▸ **GOAL**:
In this exercise, return the whole listing exactly, excluding any images.

···

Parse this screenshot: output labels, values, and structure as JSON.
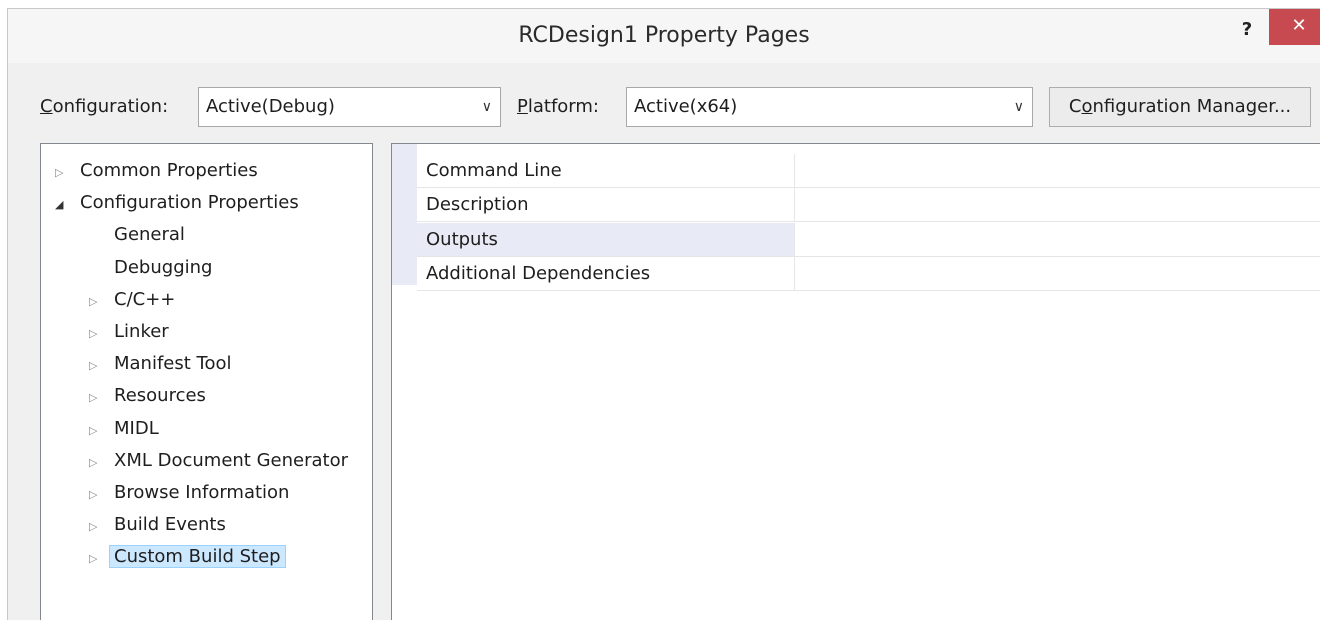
{
  "window": {
    "title": "RCDesign1 Property Pages",
    "help_label": "?",
    "close_label": "✕"
  },
  "config_bar": {
    "configuration_label_prefix": "C",
    "configuration_label_rest": "onfiguration:",
    "configuration_value": "Active(Debug)",
    "platform_label_prefix": "P",
    "platform_label_rest": "latform:",
    "platform_value": "Active(x64)",
    "config_manager_prefix": "C",
    "config_manager_mnemonic": "o",
    "config_manager_rest": "nfiguration Manager..."
  },
  "tree": {
    "items": [
      {
        "label": "Common Properties",
        "expander": "collapsed"
      },
      {
        "label": "Configuration Properties",
        "expander": "expanded"
      },
      {
        "label": "General",
        "expander": "none"
      },
      {
        "label": "Debugging",
        "expander": "none"
      },
      {
        "label": "C/C++",
        "expander": "collapsed"
      },
      {
        "label": "Linker",
        "expander": "collapsed"
      },
      {
        "label": "Manifest Tool",
        "expander": "collapsed"
      },
      {
        "label": "Resources",
        "expander": "collapsed"
      },
      {
        "label": "MIDL",
        "expander": "collapsed"
      },
      {
        "label": "XML Document Generator",
        "expander": "collapsed"
      },
      {
        "label": "Browse Information",
        "expander": "collapsed"
      },
      {
        "label": "Build Events",
        "expander": "collapsed"
      },
      {
        "label": "Custom Build Step",
        "expander": "collapsed",
        "selected": true
      }
    ]
  },
  "grid": {
    "rows": [
      {
        "name": "Command Line",
        "value": ""
      },
      {
        "name": "Description",
        "value": ""
      },
      {
        "name": "Outputs",
        "value": "",
        "selected": true
      },
      {
        "name": "Additional Dependencies",
        "value": ""
      }
    ]
  }
}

···

▸ **SOLUTION TO THE EXERCISE**:
Parse this screenshot: output labels, values, and structure as JSON.
{
  "window": {
    "title": "RCDesign1 Property Pages",
    "help_label": "?",
    "close_label": "✕"
  },
  "config_bar": {
    "configuration_label_prefix": "C",
    "configuration_label_rest": "onfiguration:",
    "configuration_value": "Active(Debug)",
    "platform_label_prefix": "P",
    "platform_label_rest": "latform:",
    "platform_value": "Active(x64)",
    "config_manager_prefix": "C",
    "config_manager_mnemonic": "o",
    "config_manager_rest": "nfiguration Manager..."
  },
  "tree": {
    "items": [
      {
        "label": "Common Properties",
        "expander": "collapsed"
      },
      {
        "label": "Configuration Properties",
        "expander": "expanded"
      },
      {
        "label": "General",
        "expander": "none"
      },
      {
        "label": "Debugging",
        "expander": "none"
      },
      {
        "label": "C/C++",
        "expander": "collapsed"
      },
      {
        "label": "Linker",
        "expander": "collapsed"
      },
      {
        "label": "Manifest Tool",
        "expander": "collapsed"
      },
      {
        "label": "Resources",
        "expander": "collapsed"
      },
      {
        "label": "MIDL",
        "expander": "collapsed"
      },
      {
        "label": "XML Document Generator",
        "expander": "collapsed"
      },
      {
        "label": "Browse Information",
        "expander": "collapsed"
      },
      {
        "label": "Build Events",
        "expander": "collapsed"
      },
      {
        "label": "Custom Build Step",
        "expander": "collapsed",
        "selected": true
      }
    ]
  },
  "grid": {
    "rows": [
      {
        "name": "Command Line",
        "value": ""
      },
      {
        "name": "Description",
        "value": ""
      },
      {
        "name": "Outputs",
        "value": "",
        "selected": true
      },
      {
        "name": "Additional Dependencies",
        "value": ""
      }
    ]
  }
}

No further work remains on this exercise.